┌─ Records supplied
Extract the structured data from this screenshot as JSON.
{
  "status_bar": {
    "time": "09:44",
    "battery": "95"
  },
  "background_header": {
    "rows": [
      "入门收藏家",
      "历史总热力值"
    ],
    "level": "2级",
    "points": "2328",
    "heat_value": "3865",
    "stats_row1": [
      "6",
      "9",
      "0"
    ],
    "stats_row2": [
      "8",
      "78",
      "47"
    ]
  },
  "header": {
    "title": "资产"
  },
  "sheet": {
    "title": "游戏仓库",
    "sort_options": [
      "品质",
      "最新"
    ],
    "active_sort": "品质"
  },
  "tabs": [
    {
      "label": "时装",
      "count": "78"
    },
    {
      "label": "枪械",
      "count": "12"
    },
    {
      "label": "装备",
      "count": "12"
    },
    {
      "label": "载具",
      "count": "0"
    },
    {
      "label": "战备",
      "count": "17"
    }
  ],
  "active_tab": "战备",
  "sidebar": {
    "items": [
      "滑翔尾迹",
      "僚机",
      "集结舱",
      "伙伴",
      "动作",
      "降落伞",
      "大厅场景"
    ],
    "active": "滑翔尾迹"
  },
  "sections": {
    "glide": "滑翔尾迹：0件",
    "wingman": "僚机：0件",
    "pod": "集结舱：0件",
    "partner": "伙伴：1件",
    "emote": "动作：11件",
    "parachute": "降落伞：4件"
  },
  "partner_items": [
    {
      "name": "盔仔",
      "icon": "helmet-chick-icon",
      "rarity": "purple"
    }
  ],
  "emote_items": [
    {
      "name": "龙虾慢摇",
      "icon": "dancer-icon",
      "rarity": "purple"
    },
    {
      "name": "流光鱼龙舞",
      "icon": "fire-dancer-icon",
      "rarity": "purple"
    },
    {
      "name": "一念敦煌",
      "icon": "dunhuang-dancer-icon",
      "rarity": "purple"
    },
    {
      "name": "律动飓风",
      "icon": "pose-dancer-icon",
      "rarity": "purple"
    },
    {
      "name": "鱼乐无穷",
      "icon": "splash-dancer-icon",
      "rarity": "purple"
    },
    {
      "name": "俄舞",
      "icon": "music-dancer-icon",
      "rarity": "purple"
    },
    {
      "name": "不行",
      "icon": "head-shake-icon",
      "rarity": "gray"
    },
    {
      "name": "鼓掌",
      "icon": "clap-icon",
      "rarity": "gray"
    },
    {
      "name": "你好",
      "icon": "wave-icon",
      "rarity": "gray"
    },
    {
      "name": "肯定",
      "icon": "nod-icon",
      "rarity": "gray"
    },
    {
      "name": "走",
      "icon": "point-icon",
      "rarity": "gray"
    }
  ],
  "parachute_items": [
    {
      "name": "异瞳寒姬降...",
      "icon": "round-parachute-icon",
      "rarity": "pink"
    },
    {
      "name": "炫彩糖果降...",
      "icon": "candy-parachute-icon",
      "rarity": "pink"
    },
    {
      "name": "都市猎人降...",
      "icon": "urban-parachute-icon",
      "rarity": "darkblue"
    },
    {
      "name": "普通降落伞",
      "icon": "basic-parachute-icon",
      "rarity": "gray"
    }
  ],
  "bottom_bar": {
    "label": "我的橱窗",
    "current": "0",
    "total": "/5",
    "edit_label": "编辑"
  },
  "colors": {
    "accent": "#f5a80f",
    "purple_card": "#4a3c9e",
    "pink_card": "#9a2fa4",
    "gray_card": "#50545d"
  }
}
└─
┌─ Records supplied
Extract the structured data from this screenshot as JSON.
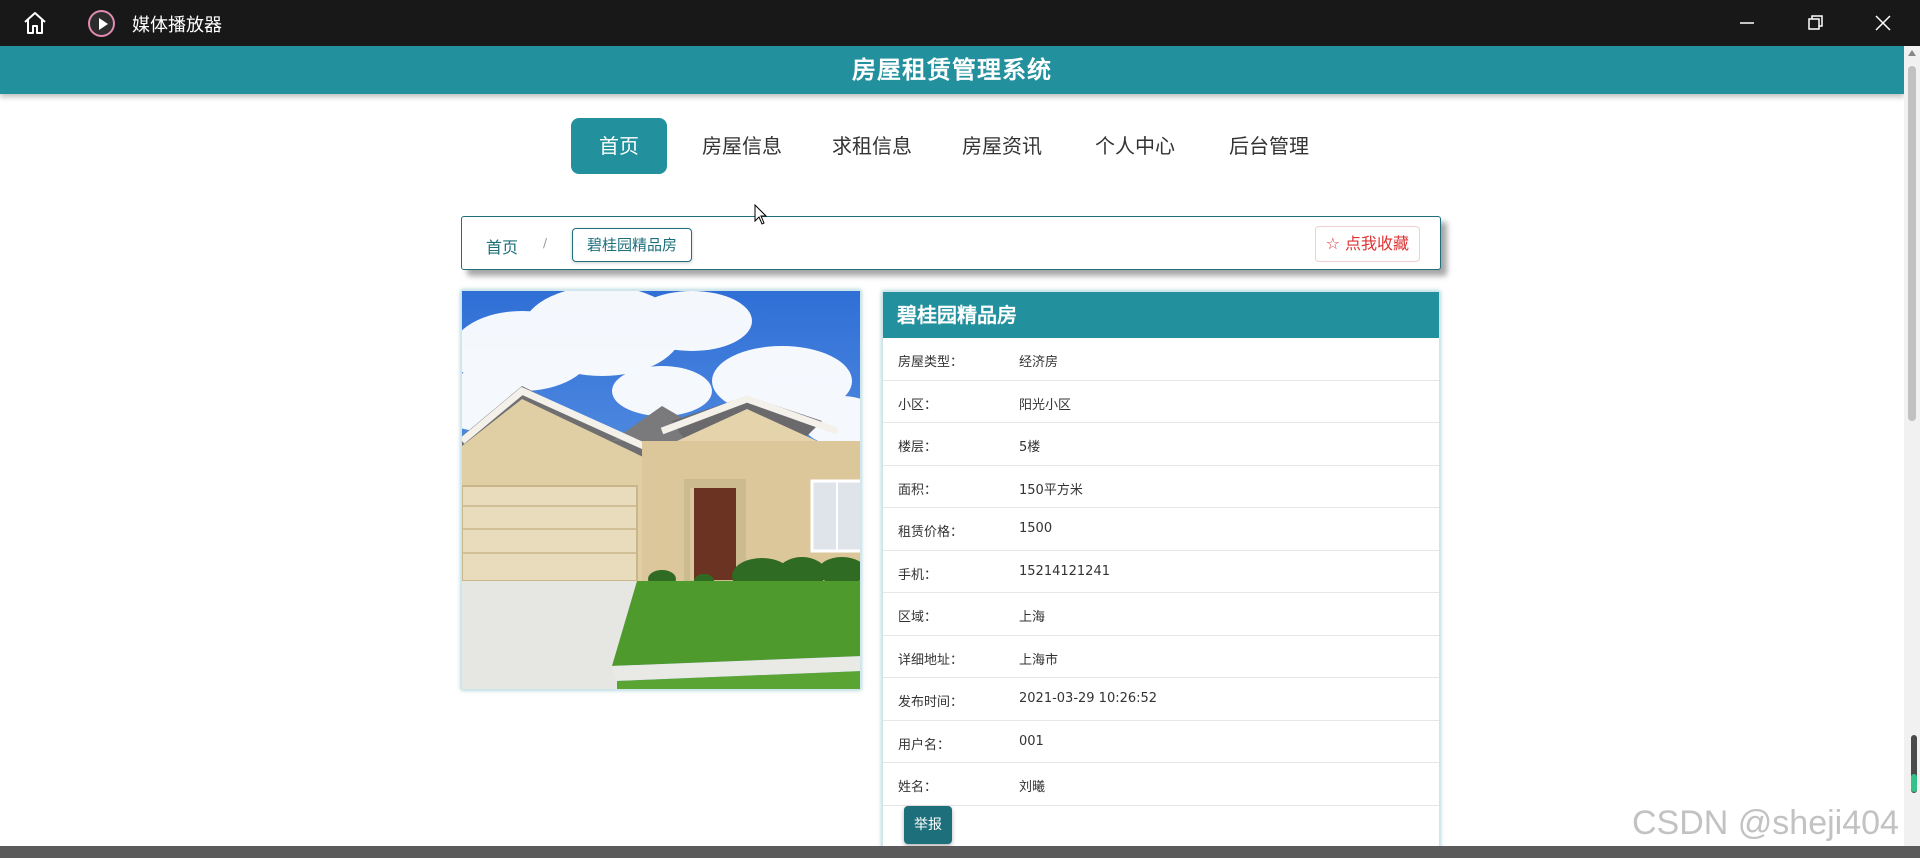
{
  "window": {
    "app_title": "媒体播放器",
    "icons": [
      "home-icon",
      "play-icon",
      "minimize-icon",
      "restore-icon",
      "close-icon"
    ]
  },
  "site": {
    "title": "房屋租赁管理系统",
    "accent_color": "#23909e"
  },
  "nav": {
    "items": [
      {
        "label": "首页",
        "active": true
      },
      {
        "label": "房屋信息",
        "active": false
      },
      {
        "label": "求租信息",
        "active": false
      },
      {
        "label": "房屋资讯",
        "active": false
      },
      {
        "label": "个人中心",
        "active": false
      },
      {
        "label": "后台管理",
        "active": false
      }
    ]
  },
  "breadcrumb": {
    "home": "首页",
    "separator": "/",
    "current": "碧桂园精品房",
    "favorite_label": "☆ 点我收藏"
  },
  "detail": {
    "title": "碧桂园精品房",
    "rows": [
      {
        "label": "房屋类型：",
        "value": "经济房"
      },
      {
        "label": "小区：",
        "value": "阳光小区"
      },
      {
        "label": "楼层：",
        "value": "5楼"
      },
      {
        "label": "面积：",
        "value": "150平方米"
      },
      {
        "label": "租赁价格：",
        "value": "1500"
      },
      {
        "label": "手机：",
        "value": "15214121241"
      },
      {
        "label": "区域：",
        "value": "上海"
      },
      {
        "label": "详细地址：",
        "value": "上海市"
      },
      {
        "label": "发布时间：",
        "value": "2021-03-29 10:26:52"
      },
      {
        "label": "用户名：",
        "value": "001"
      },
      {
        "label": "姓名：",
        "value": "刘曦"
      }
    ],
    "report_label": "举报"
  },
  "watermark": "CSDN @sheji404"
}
└─
▶ Set problem
Check each line of the records for "count" and copy the ones that contain it.

▶ Response to the exercise
      "count": "78"
      "count": "12"
      "count": "12"
      "count": "0"
      "count": "17"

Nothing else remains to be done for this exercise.